Retype the rows below without any changes, from the first row down to the one that contains "close-window-button[interactable] [158,55,173,70]", including both of them.

Saved data entries
━━━━━━
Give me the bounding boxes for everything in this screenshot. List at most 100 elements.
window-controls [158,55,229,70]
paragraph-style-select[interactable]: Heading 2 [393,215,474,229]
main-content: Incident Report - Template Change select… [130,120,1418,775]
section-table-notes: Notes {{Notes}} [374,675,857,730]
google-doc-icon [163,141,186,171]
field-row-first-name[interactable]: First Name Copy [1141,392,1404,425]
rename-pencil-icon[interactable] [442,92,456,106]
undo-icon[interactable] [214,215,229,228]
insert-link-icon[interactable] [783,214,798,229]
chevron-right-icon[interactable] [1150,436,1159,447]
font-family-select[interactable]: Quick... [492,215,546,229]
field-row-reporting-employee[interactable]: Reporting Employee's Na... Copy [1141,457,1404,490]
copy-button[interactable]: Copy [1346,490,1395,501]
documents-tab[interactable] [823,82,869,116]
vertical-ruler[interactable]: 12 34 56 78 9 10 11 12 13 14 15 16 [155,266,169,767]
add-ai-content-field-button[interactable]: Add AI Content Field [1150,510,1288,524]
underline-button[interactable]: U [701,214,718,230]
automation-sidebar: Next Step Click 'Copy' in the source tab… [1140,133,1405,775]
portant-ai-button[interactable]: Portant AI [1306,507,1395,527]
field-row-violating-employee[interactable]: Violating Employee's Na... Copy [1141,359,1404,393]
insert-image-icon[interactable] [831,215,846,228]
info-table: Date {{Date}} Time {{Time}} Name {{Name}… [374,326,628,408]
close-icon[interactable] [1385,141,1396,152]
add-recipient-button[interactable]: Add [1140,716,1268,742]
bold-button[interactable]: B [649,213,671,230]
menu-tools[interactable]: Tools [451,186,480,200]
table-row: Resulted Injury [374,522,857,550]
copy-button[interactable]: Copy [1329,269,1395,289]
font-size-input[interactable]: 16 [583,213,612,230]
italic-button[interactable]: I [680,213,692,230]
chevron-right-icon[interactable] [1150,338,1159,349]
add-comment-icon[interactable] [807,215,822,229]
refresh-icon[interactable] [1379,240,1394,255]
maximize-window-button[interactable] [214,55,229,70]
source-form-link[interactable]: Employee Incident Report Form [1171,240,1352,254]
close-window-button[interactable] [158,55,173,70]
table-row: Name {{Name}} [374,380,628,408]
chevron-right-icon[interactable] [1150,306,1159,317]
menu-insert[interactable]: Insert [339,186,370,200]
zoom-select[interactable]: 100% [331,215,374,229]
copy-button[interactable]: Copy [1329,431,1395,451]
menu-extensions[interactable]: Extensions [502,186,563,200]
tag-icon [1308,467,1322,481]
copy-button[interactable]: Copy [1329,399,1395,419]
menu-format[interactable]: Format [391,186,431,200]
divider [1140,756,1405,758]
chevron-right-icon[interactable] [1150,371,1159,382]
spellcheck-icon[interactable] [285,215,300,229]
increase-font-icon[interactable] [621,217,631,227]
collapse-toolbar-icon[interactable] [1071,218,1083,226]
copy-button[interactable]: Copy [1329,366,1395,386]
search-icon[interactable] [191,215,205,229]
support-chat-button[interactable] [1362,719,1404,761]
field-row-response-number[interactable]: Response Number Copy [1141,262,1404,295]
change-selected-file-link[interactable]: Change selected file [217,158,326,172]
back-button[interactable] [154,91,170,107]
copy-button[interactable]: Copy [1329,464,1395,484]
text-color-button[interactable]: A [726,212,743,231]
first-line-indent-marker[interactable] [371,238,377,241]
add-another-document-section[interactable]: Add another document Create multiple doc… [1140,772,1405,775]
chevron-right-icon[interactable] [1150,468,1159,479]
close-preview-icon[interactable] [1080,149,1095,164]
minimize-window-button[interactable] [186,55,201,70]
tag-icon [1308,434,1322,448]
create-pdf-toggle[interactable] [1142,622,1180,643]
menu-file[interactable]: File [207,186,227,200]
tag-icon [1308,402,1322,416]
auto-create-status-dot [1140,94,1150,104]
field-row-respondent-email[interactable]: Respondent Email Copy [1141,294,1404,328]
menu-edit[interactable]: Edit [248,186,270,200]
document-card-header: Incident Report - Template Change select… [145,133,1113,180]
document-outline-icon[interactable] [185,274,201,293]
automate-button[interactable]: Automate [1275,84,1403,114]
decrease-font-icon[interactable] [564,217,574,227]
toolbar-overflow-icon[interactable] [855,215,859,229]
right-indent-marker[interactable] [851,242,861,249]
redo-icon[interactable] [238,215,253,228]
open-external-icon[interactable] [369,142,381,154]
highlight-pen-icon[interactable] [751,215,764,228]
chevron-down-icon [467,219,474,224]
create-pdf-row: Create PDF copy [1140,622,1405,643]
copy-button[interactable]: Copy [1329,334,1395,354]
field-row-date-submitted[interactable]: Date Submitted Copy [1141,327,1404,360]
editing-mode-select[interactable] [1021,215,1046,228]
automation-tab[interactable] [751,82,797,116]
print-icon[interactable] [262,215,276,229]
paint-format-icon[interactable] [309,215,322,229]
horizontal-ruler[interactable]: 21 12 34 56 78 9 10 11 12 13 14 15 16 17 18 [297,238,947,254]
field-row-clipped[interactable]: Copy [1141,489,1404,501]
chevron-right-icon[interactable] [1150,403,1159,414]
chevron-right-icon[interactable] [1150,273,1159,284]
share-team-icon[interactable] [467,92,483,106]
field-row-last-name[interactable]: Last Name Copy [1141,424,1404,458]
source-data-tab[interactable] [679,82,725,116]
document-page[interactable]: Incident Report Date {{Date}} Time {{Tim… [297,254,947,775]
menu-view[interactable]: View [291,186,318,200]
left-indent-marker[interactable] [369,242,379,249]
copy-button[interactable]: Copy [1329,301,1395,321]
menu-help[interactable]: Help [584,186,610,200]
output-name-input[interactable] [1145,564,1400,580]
━━━━━━
ANSWER TO THIS TASK
Give me the bounding boxes for everything in this screenshot. List at most 100 elements.
window-controls [158,55,229,70]
paragraph-style-select[interactable]: Heading 2 [393,215,474,229]
main-content: Incident Report - Template Change select… [130,120,1418,775]
section-table-notes: Notes {{Notes}} [374,675,857,730]
google-doc-icon [163,141,186,171]
field-row-first-name[interactable]: First Name Copy [1141,392,1404,425]
rename-pencil-icon[interactable] [442,92,456,106]
undo-icon[interactable] [214,215,229,228]
insert-link-icon[interactable] [783,214,798,229]
chevron-right-icon[interactable] [1150,436,1159,447]
font-family-select[interactable]: Quick... [492,215,546,229]
field-row-reporting-employee[interactable]: Reporting Employee's Na... Copy [1141,457,1404,490]
copy-button[interactable]: Copy [1346,490,1395,501]
documents-tab[interactable] [823,82,869,116]
vertical-ruler[interactable]: 12 34 56 78 9 10 11 12 13 14 15 16 [155,266,169,767]
add-ai-content-field-button[interactable]: Add AI Content Field [1150,510,1288,524]
underline-button[interactable]: U [701,214,718,230]
automation-sidebar: Next Step Click 'Copy' in the source tab… [1140,133,1405,775]
portant-ai-button[interactable]: Portant AI [1306,507,1395,527]
field-row-violating-employee[interactable]: Violating Employee's Na... Copy [1141,359,1404,393]
insert-image-icon[interactable] [831,215,846,228]
info-table: Date {{Date}} Time {{Time}} Name {{Name}… [374,326,628,408]
close-icon[interactable] [1385,141,1396,152]
add-recipient-button[interactable]: Add [1140,716,1268,742]
bold-button[interactable]: B [649,213,671,230]
menu-tools[interactable]: Tools [451,186,480,200]
table-row: Resulted Injury [374,522,857,550]
copy-button[interactable]: Copy [1329,269,1395,289]
font-size-input[interactable]: 16 [583,213,612,230]
italic-button[interactable]: I [680,213,692,230]
chevron-right-icon[interactable] [1150,338,1159,349]
add-comment-icon[interactable] [807,215,822,229]
refresh-icon[interactable] [1379,240,1394,255]
maximize-window-button[interactable] [214,55,229,70]
source-form-link[interactable]: Employee Incident Report Form [1171,240,1352,254]
close-window-button[interactable] [158,55,173,70]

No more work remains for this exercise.